● **STATED EXERCISE**:
Turn the lines of the data from the line with "material-item-label: Heat Transfer, Printable (Light" to the line with "tab-design-label: DESIGN [139, 6, 193, 22]", both included, into a numbered list, leaving out any blank lines.
····················
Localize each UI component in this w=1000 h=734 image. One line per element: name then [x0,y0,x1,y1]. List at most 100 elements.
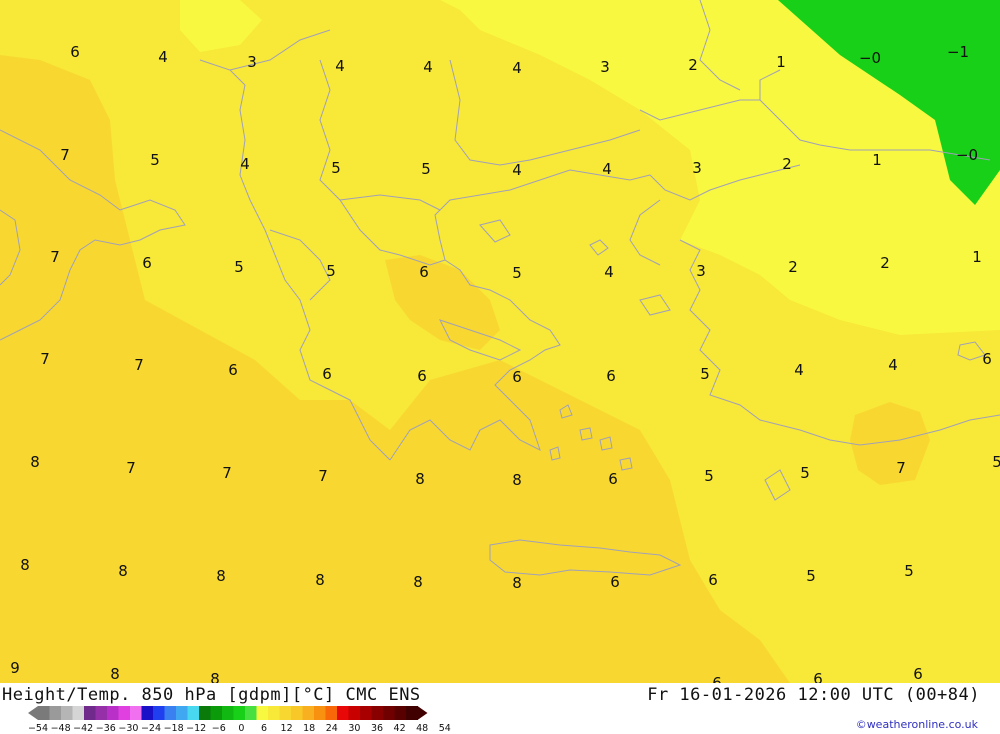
temperature-value-label: 7 [50,248,60,266]
legend-swatch [164,706,177,720]
legend-arrow-right [417,706,428,720]
temperature-value-label: 4 [240,155,250,173]
legend-tick-label: 36 [370,723,384,734]
temperature-value-label: 8 [110,665,120,683]
legend-swatch [176,706,188,720]
legend-tick-label: 0 [238,723,245,734]
legend-swatch [187,706,200,720]
map-footer: Height/Temp. 850 hPa [gdpm][°C] CMC ENS … [0,683,1000,734]
legend-swatch [130,706,142,720]
legend-swatch [95,706,108,720]
legend-tick-label: −6 [211,723,226,734]
temperature-value-label: 5 [326,262,336,280]
legend-tick-label: 48 [416,723,429,734]
temperature-value-label: 6 [419,263,429,281]
map-canvas: 6 4 3 4 4 4 3 2 1 −0 −1 7 5 4 5 5 4 4 3 2 1 −0 7 6 5 5 6 5 4 3 2 2 1 7 7 6 6… [0,0,1000,683]
temperature-value-label: 7 [40,350,50,368]
temperature-value-label: 8 [315,571,325,589]
temperature-value-label: 6 [512,368,522,386]
temperature-value-label: 8 [20,556,30,574]
legend-swatch [383,706,395,720]
color-legend [28,706,428,720]
legend-swatch [210,706,223,720]
legend-tick-label: −24 [140,723,162,734]
temperature-value-label: 6 [813,670,823,683]
legend-tick-label: 6 [260,723,268,734]
weather-map: 6 4 3 4 4 4 3 2 1 −0 −1 7 5 4 5 5 4 4 3 2 1 −0 7 6 5 5 6 5 4 3 2 2 1 7 7 6 6… [0,0,1000,683]
temperature-value-label: 6 [608,470,618,488]
temperature-value-label: 6 [322,365,332,383]
temperature-value-label: 6 [982,350,992,368]
temperature-value-label: 5 [512,264,522,282]
legend-swatch [337,706,349,720]
legend-swatch [314,706,326,720]
temperature-value-label: 5 [904,562,914,580]
legend-swatch [199,706,211,720]
temperature-value-label: 5 [992,453,1000,471]
temperature-value-label: 5 [806,567,816,585]
temperature-value-label: 6 [606,367,616,385]
legend-swatch [84,706,96,720]
legend-tick-label: 12 [280,723,293,734]
temperature-value-label: 1 [972,248,982,266]
temperature-value-label: 1 [776,53,786,71]
temperature-value-label: 4 [888,356,898,374]
legend-tick-label: −48 [50,723,71,734]
legend-tick-label: 18 [303,723,316,734]
temperature-value-label: 4 [512,59,522,77]
legend-swatch [268,706,280,720]
temperature-value-label: 7 [126,459,136,477]
legend-swatch [107,706,119,720]
temperature-value-label: 6 [142,254,152,272]
legend-swatch [279,706,292,720]
temperature-value-label: 6 [712,674,722,683]
temperature-value-label: 4 [423,58,433,76]
legend-swatch [302,706,315,720]
temperature-value-label: 7 [134,356,144,374]
temperature-value-label: 3 [696,262,706,280]
legend-swatch [118,706,131,720]
temperature-value-label: 5 [331,159,341,177]
legend-swatch [141,706,154,720]
legend-swatch [371,706,384,720]
temperature-value-label: 5 [234,258,244,276]
legend-tick-label: −12 [186,723,207,734]
temperature-value-label: 8 [210,670,220,683]
legend-swatch [61,706,73,720]
temperature-value-label: 2 [782,155,792,173]
temperature-value-label: 2 [688,56,698,74]
temperature-value-label: 9 [10,659,20,677]
temperature-value-label: 3 [692,159,702,177]
legend-tick-label: −54 [27,723,49,734]
legend-swatch [325,706,338,720]
temperature-value-label: 5 [150,151,160,169]
legend-tick-label: −18 [163,723,184,734]
legend-swatch [291,706,303,720]
temperature-value-label: 5 [704,467,714,485]
temperature-value-label: 5 [700,365,710,383]
temperature-value-label: 4 [335,57,345,75]
legend-swatch [222,706,234,720]
legend-swatch [49,706,62,720]
legend-swatch [72,706,85,720]
temperature-value-label: 8 [415,470,425,488]
temperature-value-label: 4 [794,361,804,379]
valid-time: Fr 16-01-2026 12:00 UTC (00+84) [647,685,980,705]
temperature-value-label: 8 [118,562,128,580]
temperature-value-label: 7 [60,146,70,164]
temperature-value-label: 5 [421,160,431,178]
legend-swatch [233,706,246,720]
legend-tick-label: 30 [348,723,361,734]
temperature-value-label: 4 [512,161,522,179]
temperature-value-label: 6 [913,665,923,683]
temperature-value-label: 8 [30,453,40,471]
temperature-value-label: 3 [247,53,257,71]
legend-swatch [256,706,269,720]
legend-tick-label: 24 [325,723,338,734]
temperature-value-label: 6 [70,43,80,61]
legend-tick-label: −30 [118,723,139,734]
temperature-value-label: 4 [604,263,614,281]
credit-link[interactable]: ©weatheronline.co.uk [856,718,978,731]
temperature-value-label: 2 [880,254,890,272]
temperature-value-label: 8 [216,567,226,585]
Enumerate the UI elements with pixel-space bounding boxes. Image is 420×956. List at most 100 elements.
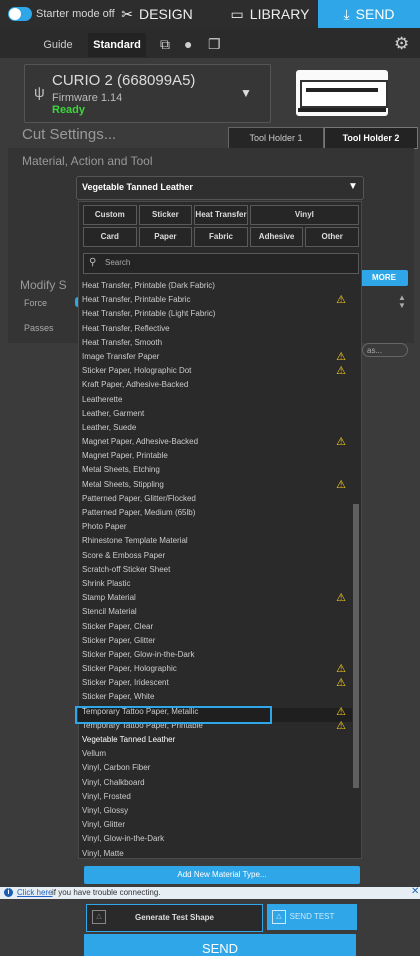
material-item-label: Heat Transfer, Printable (Light Fabric) [82, 309, 216, 319]
material-item-label: Rhinestone Template Material [82, 536, 188, 546]
material-list-item[interactable]: Vinyl, Glitter [78, 818, 352, 832]
material-list-item[interactable]: Vinyl, Matte [78, 847, 352, 861]
scrollbar-thumb[interactable] [353, 504, 359, 788]
design-icon: ✂ [121, 5, 134, 22]
material-list-item[interactable]: Kraft Paper, Adhesive-Backed [78, 378, 352, 392]
material-list-item[interactable]: Metal Sheets, Stippling ⚠ [78, 478, 352, 492]
category-paper[interactable]: Paper [138, 227, 193, 247]
shapes-icon[interactable]: ● [184, 36, 200, 52]
stack-icon[interactable]: ❐ [208, 36, 224, 52]
settings-gear-icon[interactable]: ⚙ [394, 34, 410, 53]
material-list-item[interactable]: Sticker Paper, White [78, 690, 352, 704]
category-card[interactable]: Card [83, 227, 137, 247]
material-list-item[interactable]: Sticker Paper, Clear [78, 620, 352, 634]
material-list-item[interactable]: Rhinestone Template Material [78, 534, 352, 548]
material-list-item[interactable]: Heat Transfer, Printable (Light Fabric) [78, 307, 352, 321]
more-button[interactable]: MORE [360, 270, 408, 286]
material-item-label: Heat Transfer, Printable Fabric [82, 295, 191, 305]
material-list-item[interactable]: Sticker Paper, Glitter [78, 634, 352, 648]
material-item-label: Kraft Paper, Adhesive-Backed [82, 380, 189, 390]
material-list-item[interactable]: Vinyl, Glossy [78, 804, 352, 818]
category-fabric[interactable]: Fabric [194, 227, 248, 247]
material-item-label: Vellum [82, 749, 107, 759]
material-list-item[interactable]: Magnet Paper, Adhesive-Backed ⚠ [78, 435, 352, 449]
stepper-icon[interactable]: ▲ ▼ [398, 294, 406, 310]
tool-holder-2-tab[interactable]: Tool Holder 2 [324, 127, 418, 149]
library-icon: ▭ [230, 5, 244, 22]
warning-icon: ⚠ [336, 705, 346, 718]
category-heat-transfer[interactable]: Heat Transfer [194, 205, 248, 225]
tab-design-label: DESIGN [139, 6, 193, 22]
material-list-item[interactable]: Image Transfer Paper ⚠ [78, 350, 352, 364]
material-list-item[interactable]: Heat Transfer, Printable Fabric ⚠ [78, 293, 352, 307]
material-list-item[interactable]: Metal Sheets, Etching [78, 463, 352, 477]
material-item-label: Scratch-off Sticker Sheet [82, 564, 171, 574]
guide-tab[interactable]: Guide [38, 36, 78, 54]
send-button[interactable]: SEND [84, 934, 356, 956]
category-adhesive[interactable]: Adhesive [249, 227, 304, 247]
material-list-item[interactable]: Vinyl, Glow-in-the-Dark [78, 832, 352, 846]
material-item-label: Leather, Garment [82, 408, 145, 418]
material-list-item[interactable]: Heat Transfer, Reflective [78, 322, 352, 336]
material-list-item[interactable]: Sticker Paper, Glow-in-the-Dark [78, 648, 352, 662]
send-icon: ⤓ [343, 5, 350, 22]
generate-test-shape-button[interactable]: Generate Test Shape [86, 904, 263, 932]
tool-holder-1-tab[interactable]: Tool Holder 1 [228, 127, 324, 149]
tab-design[interactable]: ✂ DESIGN [108, 0, 206, 28]
material-item-label: Photo Paper [82, 522, 127, 532]
material-list-item[interactable]: Score & Emboss Paper [78, 549, 352, 563]
add-material-button[interactable]: Add New Material Type... [84, 866, 360, 884]
material-list-item[interactable]: Heat Transfer, Printable (Dark Fabric) [78, 279, 352, 293]
material-list-item[interactable]: Sticker Paper, Iridescent ⚠ [78, 676, 352, 690]
material-list-item[interactable]: Scratch-off Sticker Sheet [78, 563, 352, 577]
material-list-item[interactable]: Magnet Paper, Printable [78, 449, 352, 463]
material-item-label: Metal Sheets, Stippling [82, 479, 164, 489]
save-as-button[interactable]: as... [362, 343, 408, 357]
material-list-item[interactable]: Leatherette [78, 393, 352, 407]
material-item-label: Score & Emboss Paper [82, 550, 166, 560]
material-list-item[interactable]: Stencil Material [78, 605, 352, 619]
category-sticker[interactable]: Sticker [138, 205, 193, 225]
chevron-down-icon[interactable]: ▼ [348, 181, 358, 192]
material-list-item[interactable]: Sticker Paper, Holographic ⚠ [78, 662, 352, 676]
category-custom[interactable]: Custom [83, 205, 137, 225]
category-vinyl[interactable]: Vinyl [249, 205, 359, 225]
material-list-item[interactable]: Patterned Paper, Glitter/Flocked [78, 492, 352, 506]
material-list-item[interactable]: Sticker Paper, Holographic Dot ⚠ [78, 364, 352, 378]
category-other[interactable]: Other [305, 227, 359, 247]
material-item-label: Vinyl, Carbon Fiber [82, 763, 151, 773]
material-item-label: Patterned Paper, Glitter/Flocked [82, 493, 196, 503]
material-list-item[interactable]: Shrink Plastic [78, 577, 352, 591]
warning-icon: ⚠ [336, 663, 346, 676]
material-list-item[interactable]: Vinyl, Frosted [78, 790, 352, 804]
tab-library[interactable]: ▭ LIBRARY [222, 0, 318, 28]
device-image [296, 70, 388, 116]
material-list-item[interactable]: Leather, Garment [78, 407, 352, 421]
close-icon[interactable]: ✕ [411, 886, 419, 897]
material-list-item[interactable]: Leather, Suede [78, 421, 352, 435]
material-item-label: Heat Transfer, Reflective [82, 323, 170, 333]
material-item-label: Vinyl, Glossy [82, 805, 129, 815]
layers-icon[interactable]: ⧉ [160, 36, 176, 52]
material-list-item[interactable]: Vegetable Tanned Leather [78, 733, 352, 747]
material-list-item[interactable]: Vellum [78, 747, 352, 761]
material-item-label: Vinyl, Chalkboard [82, 777, 145, 787]
material-list-item[interactable]: Patterned Paper, Medium (65lb) [78, 506, 352, 520]
material-list-item[interactable]: Photo Paper [78, 520, 352, 534]
material-list-item[interactable]: Heat Transfer, Smooth [78, 336, 352, 350]
warning-icon: ⚠ [336, 677, 346, 690]
material-list-item[interactable]: Vinyl, Chalkboard [78, 776, 352, 790]
warning-icon: ⚠ [336, 478, 346, 491]
material-list-item[interactable]: Vinyl, Carbon Fiber [78, 761, 352, 775]
help-link[interactable]: Click here [17, 888, 53, 897]
chevron-down-icon[interactable]: ▼ [240, 86, 252, 100]
standard-tab[interactable]: Standard [88, 33, 146, 57]
tab-send[interactable]: ⤓ SEND [318, 0, 420, 28]
starter-mode-toggle[interactable] [8, 7, 32, 21]
material-list-item[interactable]: Stamp Material ⚠ [78, 591, 352, 605]
material-item-label: Sticker Paper, Clear [82, 621, 154, 631]
force-label: Force [24, 298, 48, 308]
material-item-label: Leatherette [82, 394, 123, 404]
material-item-label: Shrink Plastic [82, 578, 131, 588]
selection-outline [75, 706, 272, 724]
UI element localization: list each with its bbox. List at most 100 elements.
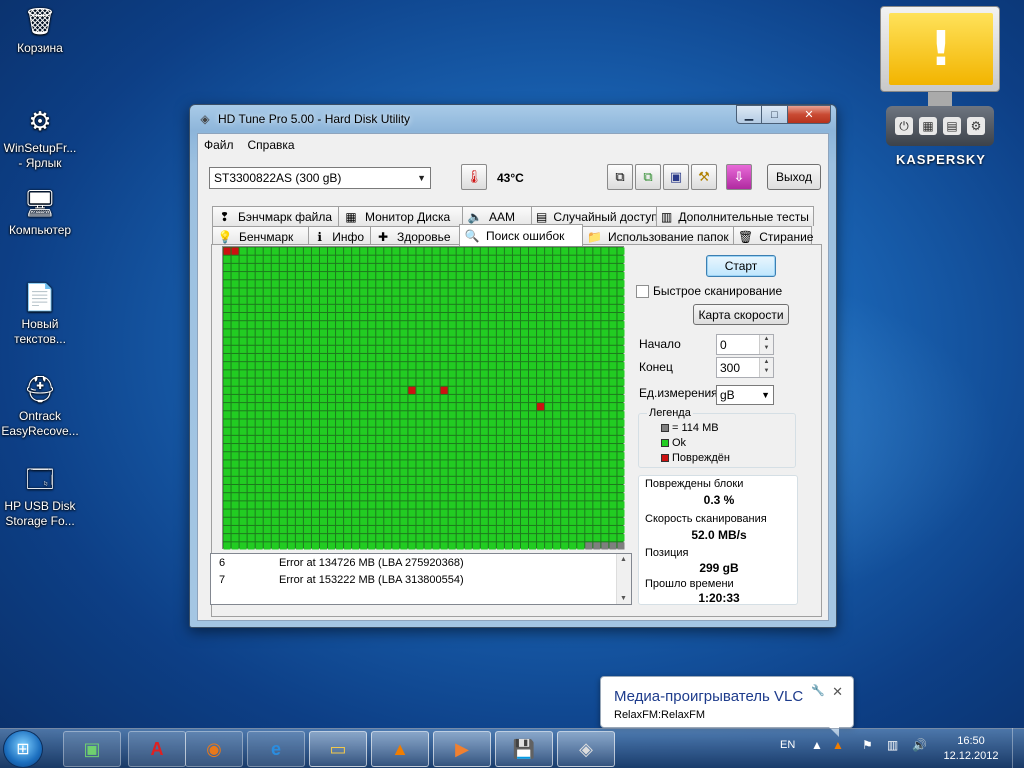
····················
● **SOLUTION TO THIS EXERCISE**:
1. material-item-label: Heat Transfer, Printable (Light Fabric) [82, 309, 216, 319]
2. material-item-label: Rhinestone Template Material [82, 536, 188, 546]
3. material-list-item[interactable]: Vinyl, Glitter [78, 818, 352, 832]
4. material-list-item[interactable]: Vinyl, Matte [78, 847, 352, 861]
5. scrollbar-thumb[interactable] [353, 504, 359, 788]
6. design-icon: ✂ [121, 5, 134, 22]
7. material-list-item[interactable]: Kraft Paper, Adhesive-Backed [78, 378, 352, 392]
8. material-list-item[interactable]: Metal Sheets, Stippling ⚠ [78, 478, 352, 492]
9. category-paper[interactable]: Paper [138, 227, 193, 247]
10. shapes-icon[interactable]: ● [184, 36, 200, 52]
11. stack-icon[interactable]: ❐ [208, 36, 224, 52]
12. settings-gear-icon[interactable]: ⚙ [394, 34, 410, 53]
13. material-list-item[interactable]: Sticker Paper, White [78, 690, 352, 704]
14. category-card[interactable]: Card [83, 227, 137, 247]
15. material-list-item[interactable]: Sticker Paper, Clear [78, 620, 352, 634]
16. material-list-item[interactable]: Rhinestone Template Material [78, 534, 352, 548]
17. material-list-item[interactable]: Heat Transfer, Printable (Light Fabric) [78, 307, 352, 321]
18. more-button[interactable]: MORE [360, 270, 408, 286]
19. material-item-label: Heat Transfer, Printable Fabric [82, 295, 191, 305]
20. material-list-item[interactable]: Sticker Paper, Glitter [78, 634, 352, 648]
21. material-item-label: Kraft Paper, Adhesive-Backed [82, 380, 189, 390]
22. material-list-item[interactable]: Vinyl, Glossy [78, 804, 352, 818]
23. category-fabric[interactable]: Fabric [194, 227, 248, 247]
24. material-item-label: Vellum [82, 749, 107, 759]
25. material-list-item[interactable]: Magnet Paper, Adhesive-Backed ⚠ [78, 435, 352, 449]
26. stepper-icon[interactable]: ▲ ▼ [398, 294, 406, 310]
27. tool-holder-2-tab[interactable]: Tool Holder 2 [324, 127, 418, 149]
28. library-icon: ▭ [230, 5, 244, 22]
29. warning-icon: ⚠ [336, 705, 346, 718]
30. category-heat-transfer[interactable]: Heat Transfer [194, 205, 248, 225]
31. tab-design-label: DESIGN [139, 6, 193, 22]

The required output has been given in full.